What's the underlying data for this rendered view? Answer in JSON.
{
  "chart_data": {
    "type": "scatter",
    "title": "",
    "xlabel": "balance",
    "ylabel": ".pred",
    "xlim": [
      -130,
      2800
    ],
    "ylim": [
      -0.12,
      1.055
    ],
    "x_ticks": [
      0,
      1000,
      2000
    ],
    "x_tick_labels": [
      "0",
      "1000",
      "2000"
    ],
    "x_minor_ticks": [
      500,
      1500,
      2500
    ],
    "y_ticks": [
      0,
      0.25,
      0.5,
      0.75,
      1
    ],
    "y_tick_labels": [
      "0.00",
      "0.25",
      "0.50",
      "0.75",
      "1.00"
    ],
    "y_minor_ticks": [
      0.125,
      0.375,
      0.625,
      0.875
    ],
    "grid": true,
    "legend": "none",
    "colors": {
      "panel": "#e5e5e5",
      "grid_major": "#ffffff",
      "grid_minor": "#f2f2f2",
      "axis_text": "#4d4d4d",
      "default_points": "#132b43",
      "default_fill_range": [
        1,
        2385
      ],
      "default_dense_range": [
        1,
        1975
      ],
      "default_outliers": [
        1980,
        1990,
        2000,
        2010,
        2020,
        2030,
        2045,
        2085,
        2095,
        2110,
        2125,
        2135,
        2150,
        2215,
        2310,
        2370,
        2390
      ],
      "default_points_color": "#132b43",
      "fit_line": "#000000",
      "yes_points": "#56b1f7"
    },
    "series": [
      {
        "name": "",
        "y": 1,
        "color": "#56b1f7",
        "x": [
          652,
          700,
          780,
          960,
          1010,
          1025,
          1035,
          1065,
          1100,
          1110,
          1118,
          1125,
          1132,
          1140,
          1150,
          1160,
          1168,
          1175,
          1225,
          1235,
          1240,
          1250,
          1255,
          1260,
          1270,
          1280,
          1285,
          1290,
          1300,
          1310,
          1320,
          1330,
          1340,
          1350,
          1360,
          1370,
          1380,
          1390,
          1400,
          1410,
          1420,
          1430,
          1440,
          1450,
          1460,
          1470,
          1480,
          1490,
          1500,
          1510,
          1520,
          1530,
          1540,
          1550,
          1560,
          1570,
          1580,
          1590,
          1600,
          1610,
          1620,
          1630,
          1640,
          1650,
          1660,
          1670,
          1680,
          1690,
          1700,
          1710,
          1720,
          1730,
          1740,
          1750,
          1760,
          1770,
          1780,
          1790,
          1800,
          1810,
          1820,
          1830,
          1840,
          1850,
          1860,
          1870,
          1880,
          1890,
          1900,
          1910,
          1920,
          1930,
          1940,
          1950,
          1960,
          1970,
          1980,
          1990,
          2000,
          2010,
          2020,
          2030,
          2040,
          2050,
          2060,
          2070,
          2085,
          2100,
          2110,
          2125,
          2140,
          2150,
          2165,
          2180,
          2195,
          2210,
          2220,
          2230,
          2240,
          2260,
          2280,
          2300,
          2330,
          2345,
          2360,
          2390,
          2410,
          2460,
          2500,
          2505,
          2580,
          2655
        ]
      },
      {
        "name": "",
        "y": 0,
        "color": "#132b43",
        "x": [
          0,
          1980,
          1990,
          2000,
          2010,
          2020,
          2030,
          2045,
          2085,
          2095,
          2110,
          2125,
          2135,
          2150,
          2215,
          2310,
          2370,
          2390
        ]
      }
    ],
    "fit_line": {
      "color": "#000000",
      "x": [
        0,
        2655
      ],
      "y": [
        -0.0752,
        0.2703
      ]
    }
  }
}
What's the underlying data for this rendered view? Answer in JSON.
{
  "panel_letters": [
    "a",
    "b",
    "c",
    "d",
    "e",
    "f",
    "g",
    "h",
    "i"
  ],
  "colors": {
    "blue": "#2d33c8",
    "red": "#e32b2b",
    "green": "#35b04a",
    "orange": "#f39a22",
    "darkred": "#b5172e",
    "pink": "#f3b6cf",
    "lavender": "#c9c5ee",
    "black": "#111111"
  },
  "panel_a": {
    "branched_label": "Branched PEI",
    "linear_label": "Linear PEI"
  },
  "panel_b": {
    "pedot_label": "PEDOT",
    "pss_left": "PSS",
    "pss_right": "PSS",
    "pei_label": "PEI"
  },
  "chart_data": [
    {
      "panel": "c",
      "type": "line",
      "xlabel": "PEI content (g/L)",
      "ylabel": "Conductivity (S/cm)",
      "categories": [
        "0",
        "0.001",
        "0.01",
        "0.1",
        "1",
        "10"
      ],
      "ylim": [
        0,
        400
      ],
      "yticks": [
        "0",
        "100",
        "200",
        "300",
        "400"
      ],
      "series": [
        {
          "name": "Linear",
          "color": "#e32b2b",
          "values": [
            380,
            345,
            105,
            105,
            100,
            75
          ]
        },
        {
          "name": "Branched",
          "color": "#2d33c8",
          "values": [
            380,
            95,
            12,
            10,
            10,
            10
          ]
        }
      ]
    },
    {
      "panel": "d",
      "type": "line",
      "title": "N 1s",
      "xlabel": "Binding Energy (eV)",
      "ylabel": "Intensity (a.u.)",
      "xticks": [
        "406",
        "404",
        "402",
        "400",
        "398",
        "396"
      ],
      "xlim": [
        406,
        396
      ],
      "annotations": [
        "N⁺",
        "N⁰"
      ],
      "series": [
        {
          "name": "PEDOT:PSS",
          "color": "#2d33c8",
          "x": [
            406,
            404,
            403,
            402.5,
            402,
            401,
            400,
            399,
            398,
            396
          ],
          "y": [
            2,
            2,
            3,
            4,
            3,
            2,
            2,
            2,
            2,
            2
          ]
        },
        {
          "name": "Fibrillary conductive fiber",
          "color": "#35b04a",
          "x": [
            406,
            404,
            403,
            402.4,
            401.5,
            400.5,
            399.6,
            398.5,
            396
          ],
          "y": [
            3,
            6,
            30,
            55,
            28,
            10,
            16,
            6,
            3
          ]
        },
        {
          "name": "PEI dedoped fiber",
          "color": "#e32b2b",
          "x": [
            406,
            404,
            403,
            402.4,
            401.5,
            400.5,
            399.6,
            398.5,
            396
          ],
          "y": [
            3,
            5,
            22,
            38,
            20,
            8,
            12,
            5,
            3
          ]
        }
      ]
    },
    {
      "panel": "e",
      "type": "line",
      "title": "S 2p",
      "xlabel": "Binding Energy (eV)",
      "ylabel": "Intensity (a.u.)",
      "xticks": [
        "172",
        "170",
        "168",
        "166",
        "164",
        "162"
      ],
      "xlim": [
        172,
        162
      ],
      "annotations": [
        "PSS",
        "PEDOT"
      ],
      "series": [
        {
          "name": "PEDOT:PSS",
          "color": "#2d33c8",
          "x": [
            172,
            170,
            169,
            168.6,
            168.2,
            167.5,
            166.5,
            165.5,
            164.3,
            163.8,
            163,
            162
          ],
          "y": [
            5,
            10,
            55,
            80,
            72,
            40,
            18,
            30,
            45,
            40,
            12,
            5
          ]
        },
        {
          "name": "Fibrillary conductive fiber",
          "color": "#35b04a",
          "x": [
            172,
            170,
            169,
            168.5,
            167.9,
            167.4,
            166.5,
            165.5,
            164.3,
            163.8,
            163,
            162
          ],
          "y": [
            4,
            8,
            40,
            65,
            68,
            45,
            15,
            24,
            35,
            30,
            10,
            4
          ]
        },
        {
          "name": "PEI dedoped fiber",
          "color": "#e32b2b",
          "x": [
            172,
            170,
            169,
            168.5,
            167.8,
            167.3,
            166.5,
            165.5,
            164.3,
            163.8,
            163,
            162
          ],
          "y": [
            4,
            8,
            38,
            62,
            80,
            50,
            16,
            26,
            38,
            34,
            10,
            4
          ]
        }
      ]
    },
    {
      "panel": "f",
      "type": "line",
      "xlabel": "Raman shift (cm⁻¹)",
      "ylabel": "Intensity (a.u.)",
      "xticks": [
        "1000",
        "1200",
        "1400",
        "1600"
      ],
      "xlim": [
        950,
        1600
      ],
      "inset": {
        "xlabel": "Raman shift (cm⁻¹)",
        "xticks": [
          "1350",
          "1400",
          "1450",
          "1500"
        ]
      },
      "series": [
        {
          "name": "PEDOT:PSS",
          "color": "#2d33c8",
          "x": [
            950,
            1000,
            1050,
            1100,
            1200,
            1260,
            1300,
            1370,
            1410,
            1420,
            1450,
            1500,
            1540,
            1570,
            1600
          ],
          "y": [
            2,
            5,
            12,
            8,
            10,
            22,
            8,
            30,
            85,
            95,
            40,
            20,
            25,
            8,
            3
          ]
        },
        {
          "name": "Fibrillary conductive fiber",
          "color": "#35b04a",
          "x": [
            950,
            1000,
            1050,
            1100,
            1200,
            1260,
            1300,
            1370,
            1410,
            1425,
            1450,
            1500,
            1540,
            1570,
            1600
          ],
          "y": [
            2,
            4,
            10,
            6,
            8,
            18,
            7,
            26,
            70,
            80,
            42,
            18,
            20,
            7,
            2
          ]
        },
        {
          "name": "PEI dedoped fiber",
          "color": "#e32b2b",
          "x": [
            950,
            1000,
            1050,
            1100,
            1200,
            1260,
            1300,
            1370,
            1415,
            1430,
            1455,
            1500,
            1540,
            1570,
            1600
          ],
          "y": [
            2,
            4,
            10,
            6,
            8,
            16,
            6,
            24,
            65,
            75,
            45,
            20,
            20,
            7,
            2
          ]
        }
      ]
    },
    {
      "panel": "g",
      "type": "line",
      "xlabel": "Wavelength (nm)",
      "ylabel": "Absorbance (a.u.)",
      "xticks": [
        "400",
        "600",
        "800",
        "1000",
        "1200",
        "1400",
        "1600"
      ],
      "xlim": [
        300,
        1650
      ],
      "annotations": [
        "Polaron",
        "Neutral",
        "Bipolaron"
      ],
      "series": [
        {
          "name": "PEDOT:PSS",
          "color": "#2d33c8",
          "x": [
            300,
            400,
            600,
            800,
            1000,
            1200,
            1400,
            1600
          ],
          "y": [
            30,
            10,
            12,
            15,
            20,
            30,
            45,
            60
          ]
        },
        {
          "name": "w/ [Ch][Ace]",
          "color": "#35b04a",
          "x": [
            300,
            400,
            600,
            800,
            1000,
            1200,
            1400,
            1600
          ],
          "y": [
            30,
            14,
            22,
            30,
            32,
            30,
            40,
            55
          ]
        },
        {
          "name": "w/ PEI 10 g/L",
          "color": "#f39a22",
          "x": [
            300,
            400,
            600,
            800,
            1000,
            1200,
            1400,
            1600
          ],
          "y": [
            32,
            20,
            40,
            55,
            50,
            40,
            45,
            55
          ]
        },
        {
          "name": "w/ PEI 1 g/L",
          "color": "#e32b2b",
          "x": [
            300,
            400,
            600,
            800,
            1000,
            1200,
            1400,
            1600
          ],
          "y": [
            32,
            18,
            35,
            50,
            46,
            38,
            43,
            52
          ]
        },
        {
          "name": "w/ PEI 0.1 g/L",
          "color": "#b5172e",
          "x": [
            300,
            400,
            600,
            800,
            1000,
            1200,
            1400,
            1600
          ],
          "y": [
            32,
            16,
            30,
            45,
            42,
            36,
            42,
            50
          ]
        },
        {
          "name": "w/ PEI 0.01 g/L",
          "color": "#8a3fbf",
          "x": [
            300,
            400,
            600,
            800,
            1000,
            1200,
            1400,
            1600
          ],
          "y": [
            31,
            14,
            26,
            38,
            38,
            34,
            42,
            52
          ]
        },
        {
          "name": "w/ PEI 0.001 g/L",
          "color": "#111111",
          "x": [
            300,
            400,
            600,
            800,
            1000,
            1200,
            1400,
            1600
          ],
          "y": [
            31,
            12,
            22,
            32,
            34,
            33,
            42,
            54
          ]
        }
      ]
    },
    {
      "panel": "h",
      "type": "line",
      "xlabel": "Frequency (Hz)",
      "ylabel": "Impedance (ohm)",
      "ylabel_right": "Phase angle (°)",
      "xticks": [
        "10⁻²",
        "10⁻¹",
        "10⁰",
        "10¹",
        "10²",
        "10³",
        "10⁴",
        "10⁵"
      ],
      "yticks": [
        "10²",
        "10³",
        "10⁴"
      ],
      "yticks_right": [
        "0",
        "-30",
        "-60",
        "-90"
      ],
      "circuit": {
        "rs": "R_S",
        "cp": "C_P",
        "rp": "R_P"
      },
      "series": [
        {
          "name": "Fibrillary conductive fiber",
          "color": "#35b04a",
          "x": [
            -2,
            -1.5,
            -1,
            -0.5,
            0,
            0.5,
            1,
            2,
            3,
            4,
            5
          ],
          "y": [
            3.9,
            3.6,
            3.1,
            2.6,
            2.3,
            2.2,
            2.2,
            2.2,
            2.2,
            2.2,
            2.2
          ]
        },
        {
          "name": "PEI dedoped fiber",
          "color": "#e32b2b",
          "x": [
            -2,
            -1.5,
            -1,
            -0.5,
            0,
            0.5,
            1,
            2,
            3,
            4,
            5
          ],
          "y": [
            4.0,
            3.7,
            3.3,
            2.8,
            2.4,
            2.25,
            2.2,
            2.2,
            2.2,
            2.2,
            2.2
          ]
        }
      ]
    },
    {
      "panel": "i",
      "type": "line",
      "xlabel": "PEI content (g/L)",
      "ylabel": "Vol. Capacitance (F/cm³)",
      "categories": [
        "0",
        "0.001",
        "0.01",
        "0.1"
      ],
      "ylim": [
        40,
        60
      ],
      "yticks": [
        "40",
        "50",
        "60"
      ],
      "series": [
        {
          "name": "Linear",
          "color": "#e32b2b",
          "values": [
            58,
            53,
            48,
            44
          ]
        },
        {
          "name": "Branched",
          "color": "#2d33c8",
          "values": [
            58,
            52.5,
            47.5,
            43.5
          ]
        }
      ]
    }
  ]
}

════════════════

WHAT YOU HAVE TO DO | Tally up the lines of the listing containing the word "xlabel". Give only the total.

ANSWER BELOW | 9